## WHAT THIS TASK INVOLVES
Copy the items below without changing anything, keeping every character, tab, and line break as given.

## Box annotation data
►
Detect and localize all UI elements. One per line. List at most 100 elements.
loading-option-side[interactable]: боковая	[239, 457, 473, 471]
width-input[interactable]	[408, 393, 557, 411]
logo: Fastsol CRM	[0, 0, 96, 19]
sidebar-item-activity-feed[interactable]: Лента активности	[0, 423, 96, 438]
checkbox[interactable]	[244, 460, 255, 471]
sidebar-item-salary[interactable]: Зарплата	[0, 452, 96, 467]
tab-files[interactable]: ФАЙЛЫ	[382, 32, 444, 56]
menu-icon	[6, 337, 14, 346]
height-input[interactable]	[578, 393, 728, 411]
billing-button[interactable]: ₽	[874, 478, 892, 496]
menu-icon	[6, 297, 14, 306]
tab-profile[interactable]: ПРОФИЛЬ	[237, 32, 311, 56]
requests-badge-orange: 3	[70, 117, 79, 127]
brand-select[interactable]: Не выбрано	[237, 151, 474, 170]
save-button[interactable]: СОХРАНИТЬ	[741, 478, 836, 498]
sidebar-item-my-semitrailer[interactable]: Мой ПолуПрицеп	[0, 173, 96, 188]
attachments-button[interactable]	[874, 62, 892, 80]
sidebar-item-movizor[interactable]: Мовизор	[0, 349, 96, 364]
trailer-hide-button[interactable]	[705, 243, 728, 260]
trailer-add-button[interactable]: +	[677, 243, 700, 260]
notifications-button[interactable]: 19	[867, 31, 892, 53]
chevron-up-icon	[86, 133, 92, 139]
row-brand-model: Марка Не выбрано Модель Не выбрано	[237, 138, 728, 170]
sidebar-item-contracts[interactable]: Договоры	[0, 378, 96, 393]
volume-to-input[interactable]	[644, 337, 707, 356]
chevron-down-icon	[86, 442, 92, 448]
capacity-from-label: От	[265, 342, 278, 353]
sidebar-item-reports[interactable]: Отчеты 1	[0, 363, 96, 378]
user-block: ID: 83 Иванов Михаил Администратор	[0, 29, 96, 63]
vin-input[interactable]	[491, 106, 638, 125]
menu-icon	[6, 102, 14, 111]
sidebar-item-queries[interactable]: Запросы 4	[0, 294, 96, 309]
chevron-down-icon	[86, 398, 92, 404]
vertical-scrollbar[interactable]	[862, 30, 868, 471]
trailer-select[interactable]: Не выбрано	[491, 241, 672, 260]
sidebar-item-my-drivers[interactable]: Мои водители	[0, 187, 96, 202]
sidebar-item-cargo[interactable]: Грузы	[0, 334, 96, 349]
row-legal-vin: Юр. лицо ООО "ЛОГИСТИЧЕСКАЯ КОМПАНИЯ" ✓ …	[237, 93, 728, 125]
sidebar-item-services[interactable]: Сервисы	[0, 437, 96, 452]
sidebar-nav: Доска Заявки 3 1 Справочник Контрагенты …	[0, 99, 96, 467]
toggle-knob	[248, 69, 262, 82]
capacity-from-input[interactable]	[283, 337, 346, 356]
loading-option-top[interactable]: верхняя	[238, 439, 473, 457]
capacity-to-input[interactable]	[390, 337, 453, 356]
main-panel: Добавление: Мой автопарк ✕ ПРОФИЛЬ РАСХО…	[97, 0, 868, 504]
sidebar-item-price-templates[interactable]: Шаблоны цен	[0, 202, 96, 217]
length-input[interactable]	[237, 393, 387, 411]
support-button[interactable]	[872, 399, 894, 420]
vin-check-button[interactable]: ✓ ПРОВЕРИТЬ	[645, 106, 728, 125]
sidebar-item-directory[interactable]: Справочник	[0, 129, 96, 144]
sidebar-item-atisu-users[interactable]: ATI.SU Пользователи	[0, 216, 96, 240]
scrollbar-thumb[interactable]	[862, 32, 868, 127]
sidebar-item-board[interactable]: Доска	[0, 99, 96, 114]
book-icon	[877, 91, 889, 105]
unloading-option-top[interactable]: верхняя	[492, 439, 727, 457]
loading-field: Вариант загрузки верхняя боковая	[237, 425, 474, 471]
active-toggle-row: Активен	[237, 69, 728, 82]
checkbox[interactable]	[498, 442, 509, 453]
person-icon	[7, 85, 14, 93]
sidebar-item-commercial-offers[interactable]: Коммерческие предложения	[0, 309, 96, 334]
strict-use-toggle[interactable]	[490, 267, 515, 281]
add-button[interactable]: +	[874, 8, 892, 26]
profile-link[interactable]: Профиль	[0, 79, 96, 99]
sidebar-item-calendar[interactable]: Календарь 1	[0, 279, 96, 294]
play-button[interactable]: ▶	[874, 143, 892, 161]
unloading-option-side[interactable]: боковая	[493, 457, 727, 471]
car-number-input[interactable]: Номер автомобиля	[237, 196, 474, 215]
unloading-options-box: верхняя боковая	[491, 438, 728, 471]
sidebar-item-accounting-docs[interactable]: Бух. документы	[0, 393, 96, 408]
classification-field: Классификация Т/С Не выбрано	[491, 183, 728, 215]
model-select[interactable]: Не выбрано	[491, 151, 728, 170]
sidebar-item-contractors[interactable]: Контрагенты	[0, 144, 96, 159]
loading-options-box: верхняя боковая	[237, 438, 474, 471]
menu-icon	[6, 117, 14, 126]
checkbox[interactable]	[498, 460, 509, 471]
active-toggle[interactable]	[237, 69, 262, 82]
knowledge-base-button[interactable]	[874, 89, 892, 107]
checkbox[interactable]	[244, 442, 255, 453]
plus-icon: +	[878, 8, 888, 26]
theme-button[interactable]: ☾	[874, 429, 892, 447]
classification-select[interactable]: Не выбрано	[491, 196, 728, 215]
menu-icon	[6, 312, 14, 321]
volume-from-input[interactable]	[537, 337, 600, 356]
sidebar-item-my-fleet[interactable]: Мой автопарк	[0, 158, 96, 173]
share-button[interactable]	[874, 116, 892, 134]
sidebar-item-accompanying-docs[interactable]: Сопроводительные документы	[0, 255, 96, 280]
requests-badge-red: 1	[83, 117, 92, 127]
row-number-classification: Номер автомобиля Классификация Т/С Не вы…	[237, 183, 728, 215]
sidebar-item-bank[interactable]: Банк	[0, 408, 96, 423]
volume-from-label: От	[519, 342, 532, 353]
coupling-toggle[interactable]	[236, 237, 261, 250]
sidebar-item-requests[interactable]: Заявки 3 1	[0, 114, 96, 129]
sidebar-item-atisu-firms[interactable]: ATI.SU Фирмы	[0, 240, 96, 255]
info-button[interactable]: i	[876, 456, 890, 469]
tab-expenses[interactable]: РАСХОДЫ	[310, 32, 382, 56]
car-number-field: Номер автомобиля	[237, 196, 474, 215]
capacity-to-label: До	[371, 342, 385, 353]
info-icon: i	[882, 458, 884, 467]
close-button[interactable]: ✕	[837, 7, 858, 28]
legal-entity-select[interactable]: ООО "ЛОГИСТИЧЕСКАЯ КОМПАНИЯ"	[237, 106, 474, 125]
◄
## SOLUTION FOR THIS PROBLEM
Detect and localize all UI elements. One per line. List at most 100 elements.
loading-option-side[interactable]: боковая	[239, 457, 473, 471]
width-input[interactable]	[408, 393, 557, 411]
logo: Fastsol CRM	[0, 0, 96, 19]
sidebar-item-activity-feed[interactable]: Лента активности	[0, 423, 96, 438]
checkbox[interactable]	[244, 460, 255, 471]
sidebar-item-salary[interactable]: Зарплата	[0, 452, 96, 467]
tab-files[interactable]: ФАЙЛЫ	[382, 32, 444, 56]
menu-icon	[6, 337, 14, 346]
height-input[interactable]	[578, 393, 728, 411]
billing-button[interactable]: ₽	[874, 478, 892, 496]
menu-icon	[6, 297, 14, 306]
tab-profile[interactable]: ПРОФИЛЬ	[237, 32, 311, 56]
requests-badge-orange: 3	[70, 117, 79, 127]
brand-select[interactable]: Не выбрано	[237, 151, 474, 170]
save-button[interactable]: СОХРАНИТЬ	[741, 478, 836, 498]
sidebar-item-my-semitrailer[interactable]: Мой ПолуПрицеп	[0, 173, 96, 188]
attachments-button[interactable]	[874, 62, 892, 80]
sidebar-item-movizor[interactable]: Мовизор	[0, 349, 96, 364]
trailer-hide-button[interactable]	[705, 243, 728, 260]
trailer-add-button[interactable]: +	[677, 243, 700, 260]
notifications-button[interactable]: 19	[867, 31, 892, 53]
chevron-up-icon	[86, 133, 92, 139]
row-brand-model: Марка Не выбрано Модель Не выбрано	[237, 138, 728, 170]
sidebar-item-contracts[interactable]: Договоры	[0, 378, 96, 393]
volume-to-input[interactable]	[644, 337, 707, 356]
chevron-down-icon	[86, 442, 92, 448]
capacity-from-label: От	[265, 342, 278, 353]
sidebar-item-reports[interactable]: Отчеты 1	[0, 363, 96, 378]
user-block: ID: 83 Иванов Михаил Администратор	[0, 29, 96, 63]
vin-input[interactable]	[491, 106, 638, 125]
menu-icon	[6, 102, 14, 111]
sidebar-item-queries[interactable]: Запросы 4	[0, 294, 96, 309]
chevron-down-icon	[86, 398, 92, 404]
vertical-scrollbar[interactable]	[862, 30, 868, 471]
trailer-select[interactable]: Не выбрано	[491, 241, 672, 260]
sidebar-item-my-drivers[interactable]: Мои водители	[0, 187, 96, 202]
sidebar-item-cargo[interactable]: Грузы	[0, 334, 96, 349]
row-legal-vin: Юр. лицо ООО "ЛОГИСТИЧЕСКАЯ КОМПАНИЯ" ✓ …	[237, 93, 728, 125]
sidebar-item-services[interactable]: Сервисы	[0, 437, 96, 452]
sidebar-nav: Доска Заявки 3 1 Справочник Контрагенты …	[0, 99, 96, 467]
toggle-knob	[248, 69, 262, 82]
capacity-from-input[interactable]	[283, 337, 346, 356]
loading-option-top[interactable]: верхняя	[238, 439, 473, 457]
capacity-to-input[interactable]	[390, 337, 453, 356]
main-panel: Добавление: Мой автопарк ✕ ПРОФИЛЬ РАСХО…	[97, 0, 868, 504]
sidebar-item-price-templates[interactable]: Шаблоны цен	[0, 202, 96, 217]
length-input[interactable]	[237, 393, 387, 411]
support-button[interactable]	[872, 399, 894, 420]
vin-check-button[interactable]: ✓ ПРОВЕРИТЬ	[645, 106, 728, 125]
sidebar-item-directory[interactable]: Справочник	[0, 129, 96, 144]
sidebar-item-atisu-users[interactable]: ATI.SU Пользователи	[0, 216, 96, 240]
scrollbar-thumb[interactable]	[862, 32, 868, 127]
sidebar-item-board[interactable]: Доска	[0, 99, 96, 114]
book-icon	[877, 91, 889, 105]
unloading-option-top[interactable]: верхняя	[492, 439, 727, 457]
loading-field: Вариант загрузки верхняя боковая	[237, 425, 474, 471]
active-toggle-row: Активен	[237, 69, 728, 82]
checkbox[interactable]	[498, 442, 509, 453]
person-icon	[7, 85, 14, 93]
sidebar-item-commercial-offers[interactable]: Коммерческие предложения	[0, 309, 96, 334]
strict-use-toggle[interactable]	[490, 267, 515, 281]
add-button[interactable]: +	[874, 8, 892, 26]
profile-link[interactable]: Профиль	[0, 79, 96, 99]
sidebar-item-calendar[interactable]: Календарь 1	[0, 279, 96, 294]
play-button[interactable]: ▶	[874, 143, 892, 161]
unloading-option-side[interactable]: боковая	[493, 457, 727, 471]
car-number-input[interactable]: Номер автомобиля	[237, 196, 474, 215]
unloading-options-box: верхняя боковая	[491, 438, 728, 471]
sidebar-item-accounting-docs[interactable]: Бух. документы	[0, 393, 96, 408]
classification-field: Классификация Т/С Не выбрано	[491, 183, 728, 215]
model-select[interactable]: Не выбрано	[491, 151, 728, 170]
sidebar-item-contractors[interactable]: Контрагенты	[0, 144, 96, 159]
loading-options-box: верхняя боковая	[237, 438, 474, 471]
menu-icon	[6, 117, 14, 126]
checkbox[interactable]	[498, 460, 509, 471]
active-toggle[interactable]	[237, 69, 262, 82]
knowledge-base-button[interactable]	[874, 89, 892, 107]
checkbox[interactable]	[244, 442, 255, 453]
plus-icon: +	[878, 8, 888, 26]
theme-button[interactable]: ☾	[874, 429, 892, 447]
classification-select[interactable]: Не выбрано	[491, 196, 728, 215]
menu-icon	[6, 312, 14, 321]
volume-from-input[interactable]	[537, 337, 600, 356]
sidebar-item-my-fleet[interactable]: Мой автопарк	[0, 158, 96, 173]
share-button[interactable]	[874, 116, 892, 134]
sidebar-item-accompanying-docs[interactable]: Сопроводительные документы	[0, 255, 96, 280]
requests-badge-red: 1	[83, 117, 92, 127]
row-number-classification: Номер автомобиля Классификация Т/С Не вы…	[237, 183, 728, 215]
sidebar-item-bank[interactable]: Банк	[0, 408, 96, 423]
volume-from-label: От	[519, 342, 532, 353]
coupling-toggle[interactable]	[236, 237, 261, 250]
sidebar-item-requests[interactable]: Заявки 3 1	[0, 114, 96, 129]
sidebar-item-atisu-firms[interactable]: ATI.SU Фирмы	[0, 240, 96, 255]
info-button[interactable]: i	[876, 456, 890, 469]
tab-expenses[interactable]: РАСХОДЫ	[310, 32, 382, 56]
car-number-field: Номер автомобиля	[237, 196, 474, 215]
capacity-to-label: До	[371, 342, 385, 353]
info-icon: i	[882, 458, 884, 467]
close-button[interactable]: ✕	[837, 7, 858, 28]
legal-entity-select[interactable]: ООО "ЛОГИСТИЧЕСКАЯ КОМПАНИЯ"	[237, 106, 474, 125]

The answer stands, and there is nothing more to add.